§ **Data shown**
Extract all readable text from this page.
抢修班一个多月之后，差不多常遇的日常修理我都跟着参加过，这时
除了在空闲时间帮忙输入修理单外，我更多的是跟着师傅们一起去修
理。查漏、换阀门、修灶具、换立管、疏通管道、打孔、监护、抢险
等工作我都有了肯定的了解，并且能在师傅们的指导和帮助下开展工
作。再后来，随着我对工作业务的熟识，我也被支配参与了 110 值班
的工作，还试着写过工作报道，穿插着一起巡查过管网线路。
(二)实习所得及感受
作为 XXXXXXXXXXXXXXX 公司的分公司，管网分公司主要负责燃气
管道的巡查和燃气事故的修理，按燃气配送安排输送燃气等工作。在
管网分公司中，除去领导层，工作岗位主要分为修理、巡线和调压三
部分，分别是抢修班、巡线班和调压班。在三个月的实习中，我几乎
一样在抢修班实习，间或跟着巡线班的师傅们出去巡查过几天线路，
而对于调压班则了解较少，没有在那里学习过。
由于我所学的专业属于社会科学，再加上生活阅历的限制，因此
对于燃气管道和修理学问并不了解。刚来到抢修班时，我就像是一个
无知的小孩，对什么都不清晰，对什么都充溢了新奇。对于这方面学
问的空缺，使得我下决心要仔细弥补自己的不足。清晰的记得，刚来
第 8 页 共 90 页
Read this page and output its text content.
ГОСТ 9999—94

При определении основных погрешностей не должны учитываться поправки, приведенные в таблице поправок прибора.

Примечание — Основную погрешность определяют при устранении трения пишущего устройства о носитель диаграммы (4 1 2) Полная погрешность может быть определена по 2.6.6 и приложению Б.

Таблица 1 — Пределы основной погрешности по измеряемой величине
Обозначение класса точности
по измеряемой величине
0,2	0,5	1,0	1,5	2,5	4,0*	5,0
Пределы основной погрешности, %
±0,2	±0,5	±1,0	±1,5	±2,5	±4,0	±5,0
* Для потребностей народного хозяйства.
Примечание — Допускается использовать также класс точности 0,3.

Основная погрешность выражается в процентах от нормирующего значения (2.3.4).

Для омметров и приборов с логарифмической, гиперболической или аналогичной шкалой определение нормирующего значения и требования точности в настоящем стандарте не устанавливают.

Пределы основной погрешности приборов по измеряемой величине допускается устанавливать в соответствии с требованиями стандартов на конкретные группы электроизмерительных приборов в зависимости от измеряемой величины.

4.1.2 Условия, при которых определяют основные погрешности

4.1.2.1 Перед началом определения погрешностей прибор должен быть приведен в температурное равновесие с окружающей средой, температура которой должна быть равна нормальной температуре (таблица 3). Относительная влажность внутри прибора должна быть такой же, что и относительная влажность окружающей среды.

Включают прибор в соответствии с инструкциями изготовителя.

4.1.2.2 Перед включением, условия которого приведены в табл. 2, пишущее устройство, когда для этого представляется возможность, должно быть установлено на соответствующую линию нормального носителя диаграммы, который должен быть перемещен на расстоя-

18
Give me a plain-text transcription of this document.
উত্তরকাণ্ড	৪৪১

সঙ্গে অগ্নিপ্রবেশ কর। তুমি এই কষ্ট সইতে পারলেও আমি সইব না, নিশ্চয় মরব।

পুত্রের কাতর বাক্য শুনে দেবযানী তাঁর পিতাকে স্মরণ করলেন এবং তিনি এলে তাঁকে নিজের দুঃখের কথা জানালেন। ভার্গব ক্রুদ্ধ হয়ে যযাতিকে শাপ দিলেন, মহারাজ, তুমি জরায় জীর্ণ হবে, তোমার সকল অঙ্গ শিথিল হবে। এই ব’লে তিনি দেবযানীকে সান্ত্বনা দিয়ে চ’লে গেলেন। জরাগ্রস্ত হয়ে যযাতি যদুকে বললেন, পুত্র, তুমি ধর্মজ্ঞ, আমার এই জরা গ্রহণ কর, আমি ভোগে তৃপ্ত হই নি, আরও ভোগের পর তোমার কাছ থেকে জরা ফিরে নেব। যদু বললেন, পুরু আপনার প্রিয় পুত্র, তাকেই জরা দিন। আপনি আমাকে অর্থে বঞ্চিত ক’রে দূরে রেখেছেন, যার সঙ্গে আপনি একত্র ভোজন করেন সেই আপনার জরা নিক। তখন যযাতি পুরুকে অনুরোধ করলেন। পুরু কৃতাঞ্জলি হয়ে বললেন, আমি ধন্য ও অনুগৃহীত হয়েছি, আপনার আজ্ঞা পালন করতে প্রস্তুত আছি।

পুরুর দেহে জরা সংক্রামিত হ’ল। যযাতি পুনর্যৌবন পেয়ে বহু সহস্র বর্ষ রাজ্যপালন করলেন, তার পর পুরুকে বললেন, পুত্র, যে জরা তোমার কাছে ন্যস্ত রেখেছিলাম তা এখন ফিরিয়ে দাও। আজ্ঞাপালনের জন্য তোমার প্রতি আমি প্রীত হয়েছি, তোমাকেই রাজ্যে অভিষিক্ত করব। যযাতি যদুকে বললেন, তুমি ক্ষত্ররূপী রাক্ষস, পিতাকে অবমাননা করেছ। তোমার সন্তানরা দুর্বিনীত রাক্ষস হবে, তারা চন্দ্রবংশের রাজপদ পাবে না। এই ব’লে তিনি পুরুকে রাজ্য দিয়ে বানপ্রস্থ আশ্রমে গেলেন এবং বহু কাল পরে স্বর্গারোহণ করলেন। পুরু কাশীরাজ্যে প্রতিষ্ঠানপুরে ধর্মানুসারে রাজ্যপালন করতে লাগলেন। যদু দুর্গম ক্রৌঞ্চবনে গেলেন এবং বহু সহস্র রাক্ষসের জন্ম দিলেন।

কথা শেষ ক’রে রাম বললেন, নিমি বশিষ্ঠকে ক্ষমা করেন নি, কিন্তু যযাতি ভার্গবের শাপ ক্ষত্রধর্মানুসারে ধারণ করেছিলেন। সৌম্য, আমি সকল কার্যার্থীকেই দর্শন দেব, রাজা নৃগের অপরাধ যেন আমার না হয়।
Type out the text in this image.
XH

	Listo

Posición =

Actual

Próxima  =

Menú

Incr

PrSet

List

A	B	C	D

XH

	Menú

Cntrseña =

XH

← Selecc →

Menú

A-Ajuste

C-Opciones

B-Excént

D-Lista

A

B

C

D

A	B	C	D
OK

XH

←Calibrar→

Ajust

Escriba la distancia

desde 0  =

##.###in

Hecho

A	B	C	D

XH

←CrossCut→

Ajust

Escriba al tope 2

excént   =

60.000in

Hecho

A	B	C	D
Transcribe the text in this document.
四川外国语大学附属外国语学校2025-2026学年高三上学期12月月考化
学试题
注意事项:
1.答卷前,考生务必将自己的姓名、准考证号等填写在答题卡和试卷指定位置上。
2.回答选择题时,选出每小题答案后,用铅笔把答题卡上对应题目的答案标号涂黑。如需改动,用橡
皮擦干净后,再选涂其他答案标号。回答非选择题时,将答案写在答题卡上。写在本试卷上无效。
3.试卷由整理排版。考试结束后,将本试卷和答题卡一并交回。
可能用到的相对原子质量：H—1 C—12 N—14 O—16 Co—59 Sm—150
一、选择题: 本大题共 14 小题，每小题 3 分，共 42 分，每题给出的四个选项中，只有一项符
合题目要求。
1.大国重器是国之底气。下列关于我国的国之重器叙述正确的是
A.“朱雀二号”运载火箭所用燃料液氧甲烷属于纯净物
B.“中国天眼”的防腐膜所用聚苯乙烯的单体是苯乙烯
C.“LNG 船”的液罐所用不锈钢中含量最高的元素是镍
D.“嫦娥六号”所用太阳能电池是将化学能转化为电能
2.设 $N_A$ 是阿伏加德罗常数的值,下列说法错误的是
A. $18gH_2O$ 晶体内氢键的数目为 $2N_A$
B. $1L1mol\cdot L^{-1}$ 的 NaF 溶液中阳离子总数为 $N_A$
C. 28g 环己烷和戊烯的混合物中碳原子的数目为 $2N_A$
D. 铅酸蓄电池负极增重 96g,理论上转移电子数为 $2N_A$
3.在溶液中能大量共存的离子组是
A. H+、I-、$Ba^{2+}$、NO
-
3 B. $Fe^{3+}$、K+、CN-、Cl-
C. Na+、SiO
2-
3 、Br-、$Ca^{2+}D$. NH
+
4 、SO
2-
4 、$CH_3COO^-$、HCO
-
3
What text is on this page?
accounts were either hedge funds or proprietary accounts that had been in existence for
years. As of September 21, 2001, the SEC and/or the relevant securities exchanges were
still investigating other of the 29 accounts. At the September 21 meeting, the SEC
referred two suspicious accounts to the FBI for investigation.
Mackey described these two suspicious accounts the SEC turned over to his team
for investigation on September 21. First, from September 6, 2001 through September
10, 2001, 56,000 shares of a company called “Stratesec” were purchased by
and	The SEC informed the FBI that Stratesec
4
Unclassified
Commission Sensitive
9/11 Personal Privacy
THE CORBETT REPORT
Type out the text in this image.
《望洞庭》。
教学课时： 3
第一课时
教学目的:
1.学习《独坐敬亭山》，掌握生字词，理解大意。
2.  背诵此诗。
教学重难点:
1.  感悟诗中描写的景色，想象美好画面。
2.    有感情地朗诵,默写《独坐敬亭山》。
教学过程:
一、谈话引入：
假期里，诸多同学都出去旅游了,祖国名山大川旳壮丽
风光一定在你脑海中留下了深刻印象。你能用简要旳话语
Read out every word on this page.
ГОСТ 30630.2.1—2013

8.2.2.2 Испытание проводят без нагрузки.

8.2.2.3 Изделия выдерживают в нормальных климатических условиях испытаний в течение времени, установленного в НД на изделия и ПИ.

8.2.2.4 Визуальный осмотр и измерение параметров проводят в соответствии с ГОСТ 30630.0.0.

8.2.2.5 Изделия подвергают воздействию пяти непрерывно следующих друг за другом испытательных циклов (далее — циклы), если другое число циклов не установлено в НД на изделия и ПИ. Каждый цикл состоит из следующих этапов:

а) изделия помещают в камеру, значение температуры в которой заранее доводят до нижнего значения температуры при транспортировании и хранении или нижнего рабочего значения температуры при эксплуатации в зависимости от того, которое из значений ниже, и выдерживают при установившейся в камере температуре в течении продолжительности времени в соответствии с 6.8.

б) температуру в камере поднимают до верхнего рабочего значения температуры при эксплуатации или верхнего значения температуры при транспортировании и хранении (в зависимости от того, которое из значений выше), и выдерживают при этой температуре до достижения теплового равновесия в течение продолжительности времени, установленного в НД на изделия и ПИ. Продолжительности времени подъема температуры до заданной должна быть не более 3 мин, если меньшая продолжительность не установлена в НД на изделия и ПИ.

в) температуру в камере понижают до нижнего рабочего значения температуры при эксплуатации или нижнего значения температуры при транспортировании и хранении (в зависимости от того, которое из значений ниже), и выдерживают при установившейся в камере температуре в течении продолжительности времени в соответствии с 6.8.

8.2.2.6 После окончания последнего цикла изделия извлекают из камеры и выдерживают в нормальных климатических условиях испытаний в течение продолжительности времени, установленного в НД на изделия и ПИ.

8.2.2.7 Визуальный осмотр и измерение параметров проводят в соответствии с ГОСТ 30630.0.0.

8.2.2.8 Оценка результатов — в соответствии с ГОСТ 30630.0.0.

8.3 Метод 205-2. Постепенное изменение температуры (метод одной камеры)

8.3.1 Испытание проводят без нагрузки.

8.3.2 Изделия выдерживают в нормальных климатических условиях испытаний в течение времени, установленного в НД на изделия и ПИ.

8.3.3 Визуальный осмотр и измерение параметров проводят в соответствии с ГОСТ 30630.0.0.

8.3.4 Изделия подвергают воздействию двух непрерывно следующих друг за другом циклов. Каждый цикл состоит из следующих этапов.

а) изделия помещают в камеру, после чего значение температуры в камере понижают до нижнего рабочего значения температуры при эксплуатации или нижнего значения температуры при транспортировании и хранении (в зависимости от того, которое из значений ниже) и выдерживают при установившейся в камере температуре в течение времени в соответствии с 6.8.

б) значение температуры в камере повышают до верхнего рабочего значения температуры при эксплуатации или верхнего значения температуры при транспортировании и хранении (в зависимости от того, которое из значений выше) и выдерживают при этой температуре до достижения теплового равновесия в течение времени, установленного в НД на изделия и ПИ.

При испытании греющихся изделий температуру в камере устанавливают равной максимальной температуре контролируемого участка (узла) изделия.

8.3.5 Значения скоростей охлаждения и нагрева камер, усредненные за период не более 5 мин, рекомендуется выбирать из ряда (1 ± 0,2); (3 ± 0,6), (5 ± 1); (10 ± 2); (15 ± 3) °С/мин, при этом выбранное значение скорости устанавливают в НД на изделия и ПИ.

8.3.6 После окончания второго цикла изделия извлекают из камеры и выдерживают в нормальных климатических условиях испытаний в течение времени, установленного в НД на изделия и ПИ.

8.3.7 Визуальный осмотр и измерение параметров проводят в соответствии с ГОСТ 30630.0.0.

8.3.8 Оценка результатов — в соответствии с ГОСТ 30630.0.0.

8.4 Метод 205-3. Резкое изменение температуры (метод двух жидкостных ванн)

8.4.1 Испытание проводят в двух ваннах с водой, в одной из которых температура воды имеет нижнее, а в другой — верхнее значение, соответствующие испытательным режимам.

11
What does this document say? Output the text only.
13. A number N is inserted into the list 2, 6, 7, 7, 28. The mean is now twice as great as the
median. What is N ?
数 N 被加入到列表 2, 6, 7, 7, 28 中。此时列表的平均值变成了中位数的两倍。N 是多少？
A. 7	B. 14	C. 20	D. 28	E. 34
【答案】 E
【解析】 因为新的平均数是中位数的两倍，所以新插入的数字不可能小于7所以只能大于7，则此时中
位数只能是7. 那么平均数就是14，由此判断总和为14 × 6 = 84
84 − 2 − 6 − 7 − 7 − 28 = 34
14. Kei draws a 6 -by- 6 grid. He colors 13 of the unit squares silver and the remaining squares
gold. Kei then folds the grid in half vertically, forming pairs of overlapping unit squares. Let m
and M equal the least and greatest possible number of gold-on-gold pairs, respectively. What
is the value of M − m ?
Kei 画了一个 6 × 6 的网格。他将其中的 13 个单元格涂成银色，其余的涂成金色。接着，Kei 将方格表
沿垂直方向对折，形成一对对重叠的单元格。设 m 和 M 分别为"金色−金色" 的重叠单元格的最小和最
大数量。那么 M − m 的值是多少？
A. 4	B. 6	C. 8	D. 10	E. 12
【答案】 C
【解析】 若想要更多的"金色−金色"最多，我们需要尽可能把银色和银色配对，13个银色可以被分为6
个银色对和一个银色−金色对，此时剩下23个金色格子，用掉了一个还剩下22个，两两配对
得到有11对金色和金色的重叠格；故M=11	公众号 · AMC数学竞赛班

§ **Request**
Give only the number of lines that include the word "подвергают".

§ **Written answer**
2